TO BE DONE - Restate exactly the lines below, from the one containing "Transcribe this image's" through the final line, and leave out the pictures.
------
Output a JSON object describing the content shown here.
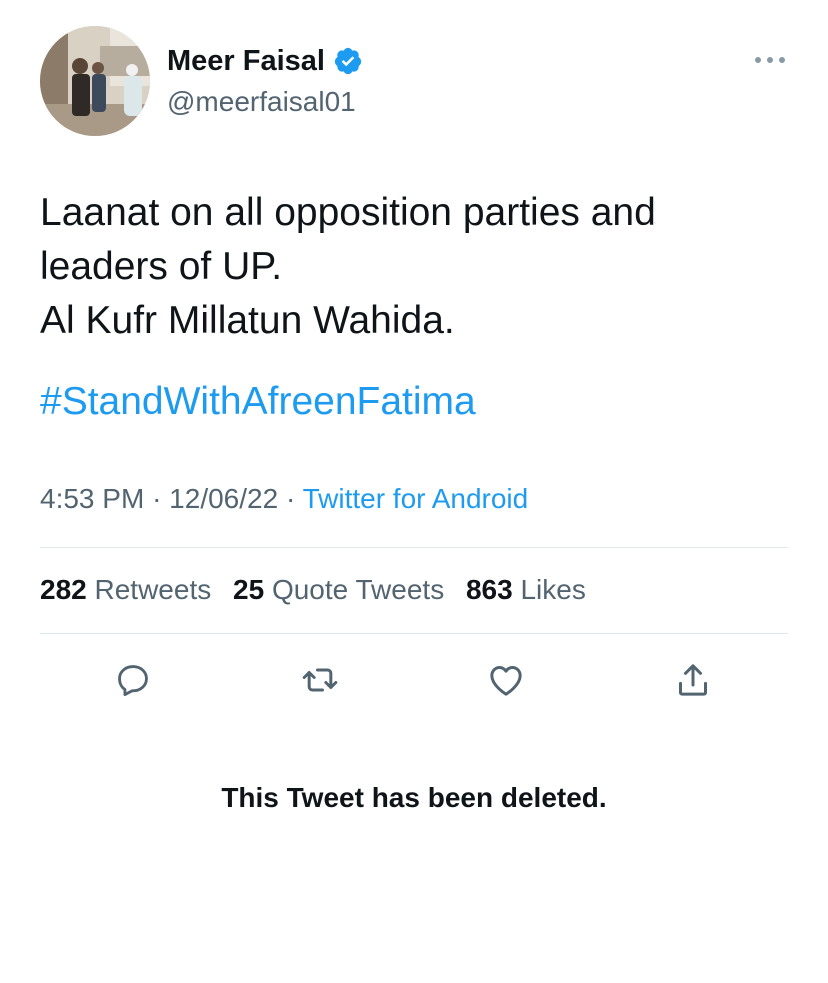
{
  "author": {
    "display_name": "Meer Faisal",
    "handle": "@meerfaisal01",
    "verified": true,
    "avatar": "avatar-photo"
  },
  "tweet": {
    "lines": [
      "Laanat on all opposition parties and",
      "leaders of UP.",
      "Al Kufr Millatun Wahida."
    ],
    "hashtag": "#StandWithAfreenFatima",
    "time": "4:53 PM",
    "separator": "·",
    "date": "12/06/22",
    "source": "Twitter for Android"
  },
  "stats": {
    "retweets": {
      "count": "282",
      "label": "Retweets"
    },
    "quote_tweets": {
      "count": "25",
      "label": "Quote Tweets"
    },
    "likes": {
      "count": "863",
      "label": "Likes"
    }
  },
  "actions": [
    {
      "icon": "reply-icon"
    },
    {
      "icon": "retweet-icon"
    },
    {
      "icon": "like-icon"
    },
    {
      "icon": "share-icon"
    }
  ],
  "notice": "This Tweet has been deleted.",
  "colors": {
    "link": "#1d9bf0",
    "secondary_text": "#536471",
    "primary_text": "#0f1419",
    "divider": "#e1e8ed",
    "icon": "#536471"
  }
}
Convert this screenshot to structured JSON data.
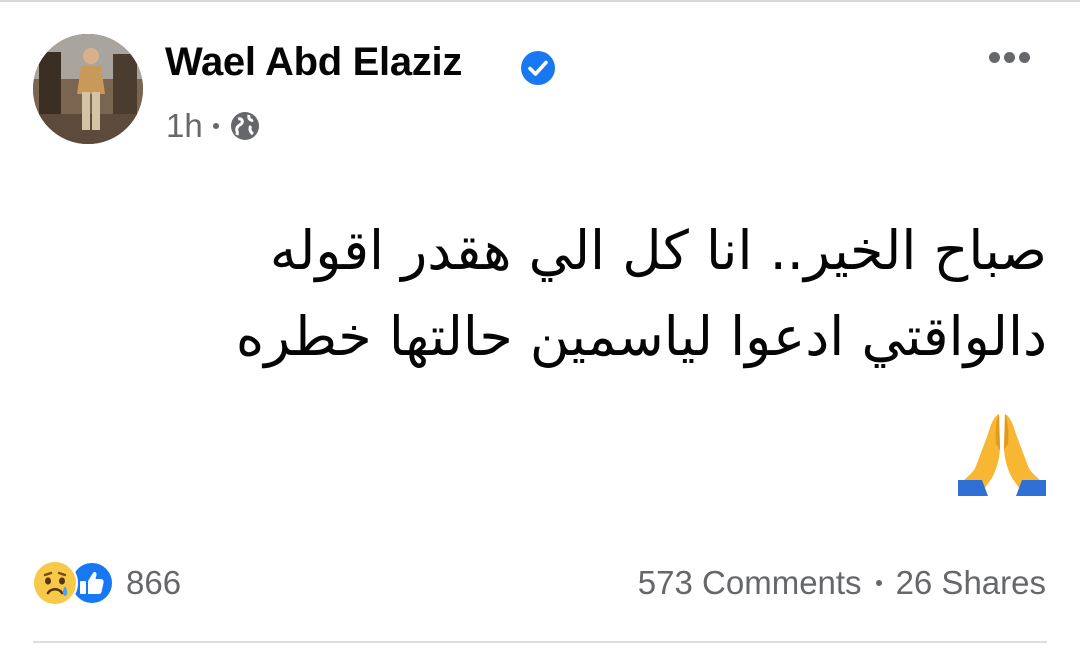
{
  "post": {
    "author": {
      "name": "Wael Abd Elaziz",
      "verified": true,
      "avatar_icon": "profile-photo"
    },
    "meta": {
      "time": "1h",
      "privacy_icon": "globe-icon"
    },
    "more_icon": "more-horizontal-icon",
    "text_lines": [
      "صباح الخير.. انا كل الي هقدر اقوله",
      "دالواقتي ادعوا لياسمين حالتها خطره"
    ],
    "emoji": "🙏",
    "reactions": {
      "icons": [
        "sad-reaction-icon",
        "like-reaction-icon"
      ],
      "count": "866"
    },
    "comments": "573 Comments",
    "shares": "26 Shares"
  },
  "colors": {
    "text_primary": "#050505",
    "text_secondary": "#65676b",
    "verified_blue": "#1877f2",
    "divider": "#dadde1"
  }
}
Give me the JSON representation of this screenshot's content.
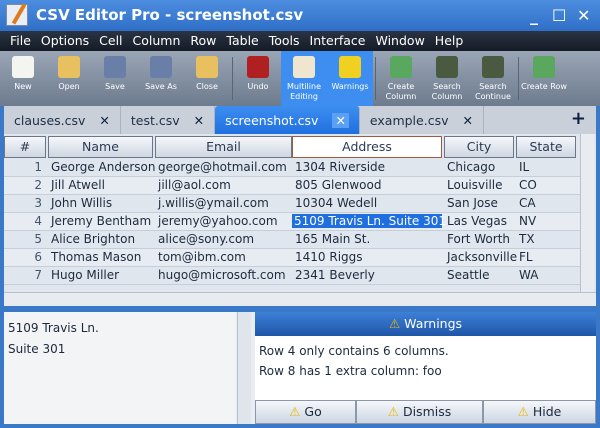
{
  "window": {
    "title": "CSV Editor Pro - screenshot.csv",
    "minimize": "_",
    "maximize": "☐",
    "close": "✕"
  },
  "menu": [
    "File",
    "Options",
    "Cell",
    "Column",
    "Row",
    "Table",
    "Tools",
    "Interface",
    "Window",
    "Help"
  ],
  "toolbar": [
    {
      "label": "New",
      "color": "#f4f4f0"
    },
    {
      "label": "Open",
      "color": "#e8c060"
    },
    {
      "label": "Save",
      "color": "#6a7fa8"
    },
    {
      "label": "Save As",
      "color": "#6a7fa8"
    },
    {
      "label": "Close",
      "color": "#e8c060"
    },
    {
      "sep": true
    },
    {
      "label": "Undo",
      "color": "#b02020"
    },
    {
      "label": "Multiline Editing",
      "color": "#f0e6d0",
      "active": true
    },
    {
      "label": "Warnings",
      "color": "#f0d020",
      "active": true
    },
    {
      "sep": true
    },
    {
      "label": "Create Column",
      "color": "#5aa860"
    },
    {
      "label": "Search Column",
      "color": "#4a5a40"
    },
    {
      "label": "Search Continue",
      "color": "#4a5a40"
    },
    {
      "sep": true
    },
    {
      "label": "Create Row",
      "color": "#5aa860"
    }
  ],
  "tabs": [
    {
      "label": "clauses.csv"
    },
    {
      "label": "test.csv"
    },
    {
      "label": "screenshot.csv",
      "selected": true
    },
    {
      "label": "example.csv"
    }
  ],
  "tab_close": "✕",
  "tab_add": "+",
  "columns": [
    "#",
    "Name",
    "Email",
    "Address",
    "City",
    "State"
  ],
  "rows": [
    [
      "1",
      "George Anderson",
      "george@hotmail.com",
      "1304 Riverside",
      "Chicago",
      "IL"
    ],
    [
      "2",
      "Jill Atwell",
      "jill@aol.com",
      "805 Glenwood",
      "Louisville",
      "CO"
    ],
    [
      "3",
      "John Willis",
      "j.willis@ymail.com",
      "10304 Wedell",
      "San Jose",
      "CA"
    ],
    [
      "4",
      "Jeremy Bentham",
      "jeremy@yahoo.com",
      "5109 Travis Ln. Suite 301",
      "Las Vegas",
      "NV"
    ],
    [
      "5",
      "Alice Brighton",
      "alice@sony.com",
      "165 Main St.",
      "Fort Worth",
      "TX"
    ],
    [
      "6",
      "Thomas Mason",
      "tom@ibm.com",
      "1410 Riggs",
      "Jacksonville",
      "FL"
    ],
    [
      "7",
      "Hugo Miller",
      "hugo@microsoft.com",
      "2341 Beverly",
      "Seattle",
      "WA"
    ]
  ],
  "selected_cell": {
    "row": 4,
    "column": "Address"
  },
  "editor": {
    "lines": [
      "5109 Travis Ln.",
      "Suite 301"
    ]
  },
  "warnings": {
    "title": "Warnings",
    "messages": [
      "Row 4 only contains 6 columns.",
      "Row 8 has 1 extra column: foo"
    ],
    "go": "Go",
    "dismiss": "Dismiss",
    "hide": "Hide",
    "icon": "⚠"
  }
}
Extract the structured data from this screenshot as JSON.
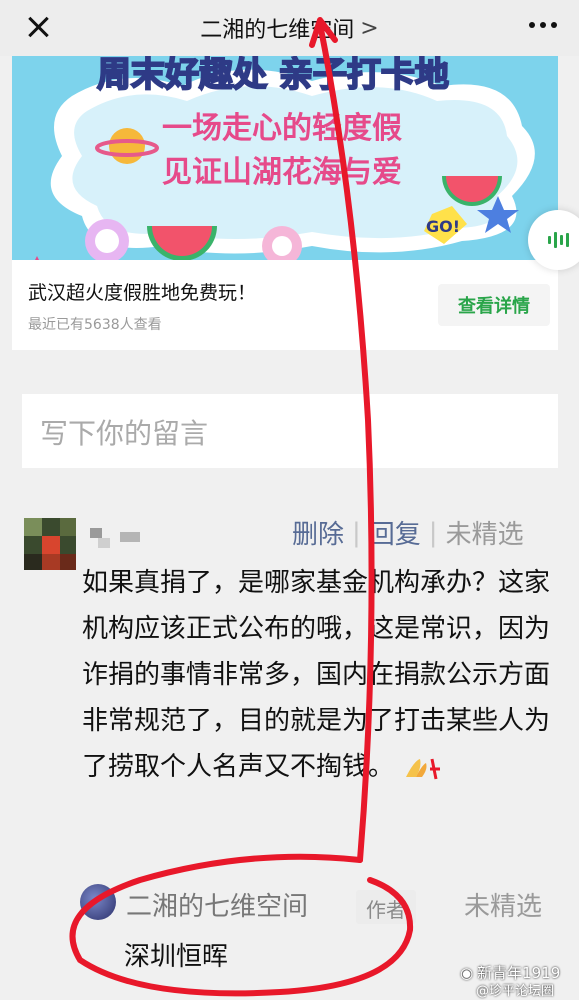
{
  "header": {
    "title": "二湘的七维空间",
    "chevron": ">",
    "close_icon": "close-icon",
    "more_icon": "more-dots-icon"
  },
  "ad": {
    "banner_line1": "周末好趣处 亲子打卡地",
    "banner_line2": "一场走心的轻度假",
    "banner_line3": "见证山湖花海与爱",
    "banner_go": "GO!",
    "caption": "武汉超火度假胜地免费玩！",
    "views": "最近已有5638人查看",
    "detail_button": "查看详情",
    "accent": "#2aa54a"
  },
  "comment_input": {
    "placeholder": "写下你的留言"
  },
  "comment": {
    "actions": {
      "delete": "删除",
      "separator": "|",
      "reply": "回复",
      "status": "未精选"
    },
    "text": "如果真捐了，是哪家基金机构承办？这家机构应该正式公布的哦，这是常识，因为诈捐的事情非常多，国内在捐款公示方面非常规范了，目的就是为了打击某些人为了捞取个人名声又不掏钱。"
  },
  "reply": {
    "author": "二湘的七维空间",
    "tag": "作者",
    "status": "未精选",
    "text": "深圳恒晖"
  },
  "watermark": {
    "line1": "新青年1919",
    "line2": "@珍平论坛圈"
  },
  "colors": {
    "link": "#576b95",
    "annotation_red": "#e8182a"
  }
}
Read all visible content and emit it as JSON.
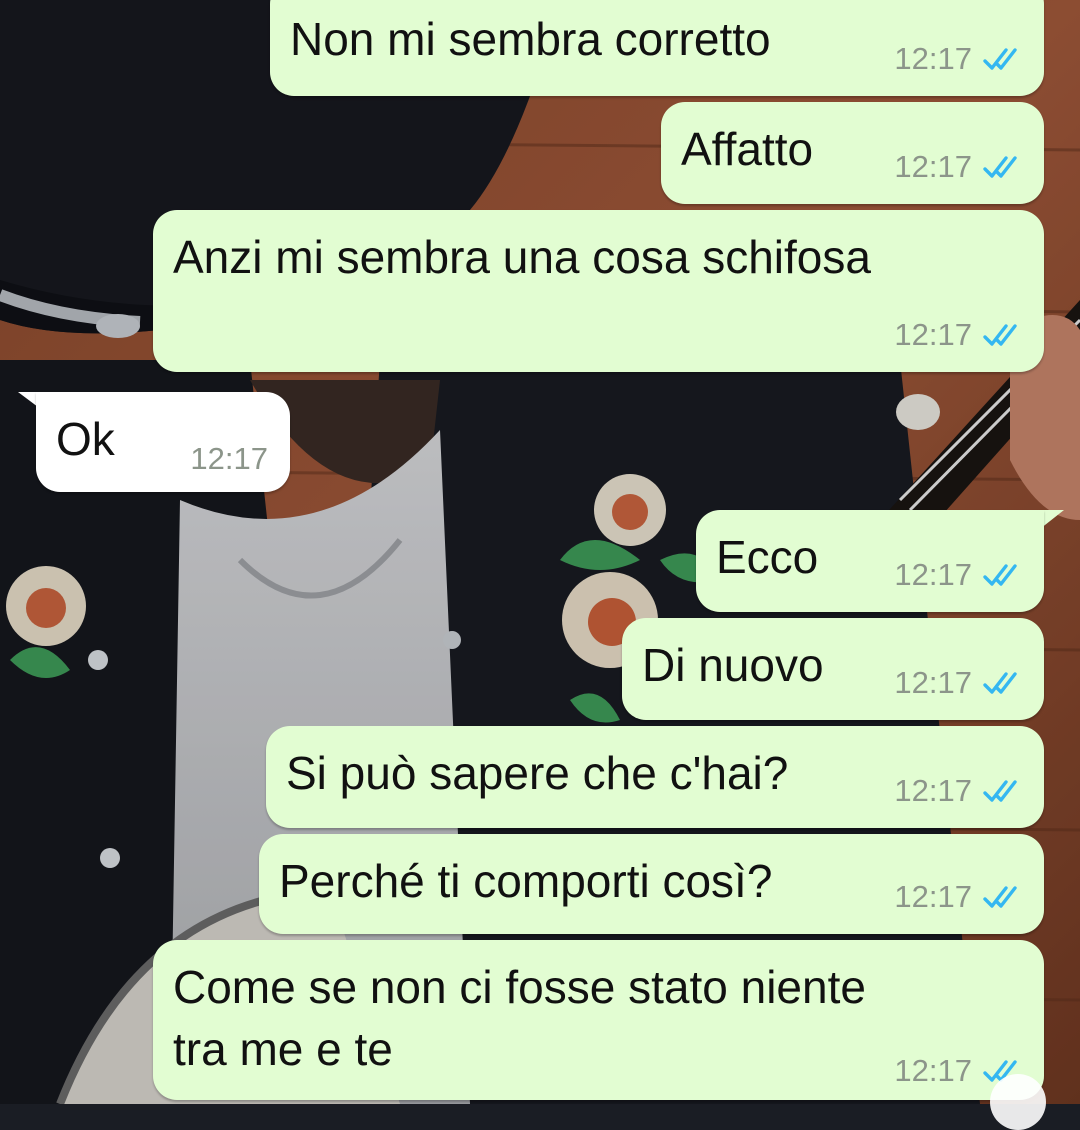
{
  "conversation": {
    "messages": [
      {
        "direction": "outgoing",
        "text": "Non mi sembra corretto",
        "time": "12:17",
        "status": "read"
      },
      {
        "direction": "outgoing",
        "text": "Affatto",
        "time": "12:17",
        "status": "read"
      },
      {
        "direction": "outgoing",
        "text": "Anzi mi sembra una cosa schifosa",
        "time": "12:17",
        "status": "read"
      },
      {
        "direction": "incoming",
        "text": "Ok",
        "time": "12:17"
      },
      {
        "direction": "outgoing",
        "text": "Ecco",
        "time": "12:17",
        "status": "read"
      },
      {
        "direction": "outgoing",
        "text": "Di nuovo",
        "time": "12:17",
        "status": "read"
      },
      {
        "direction": "outgoing",
        "text": "Si può sapere che c'hai?",
        "time": "12:17",
        "status": "read"
      },
      {
        "direction": "outgoing",
        "text": "Perché ti comporti così?",
        "time": "12:17",
        "status": "read"
      },
      {
        "direction": "outgoing",
        "text": "Come se non ci fosse stato niente\ntra me e te",
        "time": "12:17",
        "status": "read"
      }
    ]
  },
  "colors": {
    "outgoing_bubble": "#e2fdd2",
    "incoming_bubble": "#ffffff",
    "read_tick": "#34b7f1",
    "timestamp": "#8c958a"
  },
  "icons": {
    "read_receipt": "double-check-icon"
  },
  "wallpaper": {
    "kind": "photo"
  }
}
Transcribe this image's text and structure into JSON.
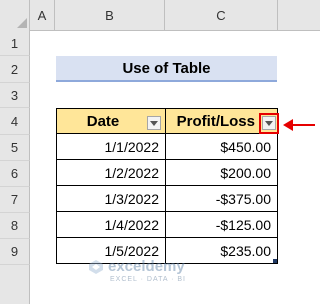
{
  "columns": [
    "A",
    "B",
    "C"
  ],
  "rows": [
    "1",
    "2",
    "3",
    "4",
    "5",
    "6",
    "7",
    "8",
    "9"
  ],
  "title": "Use of Table",
  "table": {
    "headers": {
      "date": "Date",
      "profit_loss": "Profit/Loss"
    },
    "records": [
      {
        "date": "1/1/2022",
        "value": "$450.00"
      },
      {
        "date": "1/2/2022",
        "value": "$200.00"
      },
      {
        "date": "1/3/2022",
        "value": "-$375.00"
      },
      {
        "date": "1/4/2022",
        "value": "-$125.00"
      },
      {
        "date": "1/5/2022",
        "value": "$235.00"
      }
    ]
  },
  "watermark": {
    "name": "exceldemy",
    "tagline": "EXCEL · DATA · BI"
  },
  "colors": {
    "title_bg": "#d9e1f2",
    "header_bg": "#ffe699",
    "highlight": "#e60000"
  }
}
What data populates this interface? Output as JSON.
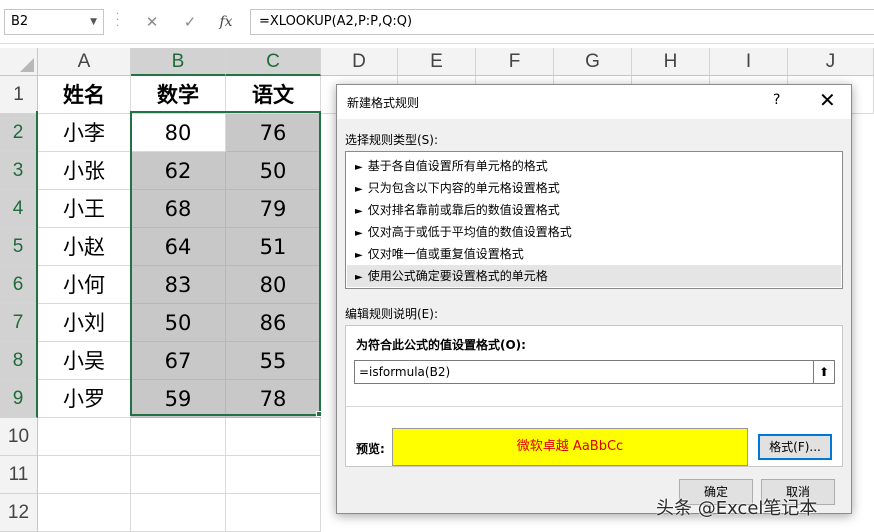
------
FINAL RESULT -
Transcribe this image's text and structure into JSON.
{
  "columns": [
    "A",
    "B",
    "C"
  ],
  "rows": [
    "1",
    "2",
    "3",
    "4",
    "5",
    "6",
    "7",
    "8",
    "9"
  ],
  "title": "Use of Table",
  "table": {
    "headers": {
      "date": "Date",
      "profit_loss": "Profit/Loss"
    },
    "records": [
      {
        "date": "1/1/2022",
        "value": "$450.00"
      },
      {
        "date": "1/2/2022",
        "value": "$200.00"
      },
      {
        "date": "1/3/2022",
        "value": "-$375.00"
      },
      {
        "date": "1/4/2022",
        "value": "-$125.00"
      },
      {
        "date": "1/5/2022",
        "value": "$235.00"
      }
    ]
  },
  "watermark": {
    "name": "exceldemy",
    "tagline": "EXCEL · DATA · BI"
  },
  "colors": {
    "title_bg": "#d9e1f2",
    "header_bg": "#ffe699",
    "highlight": "#e60000"
  }
}
What data populates this interface? Output as JSON.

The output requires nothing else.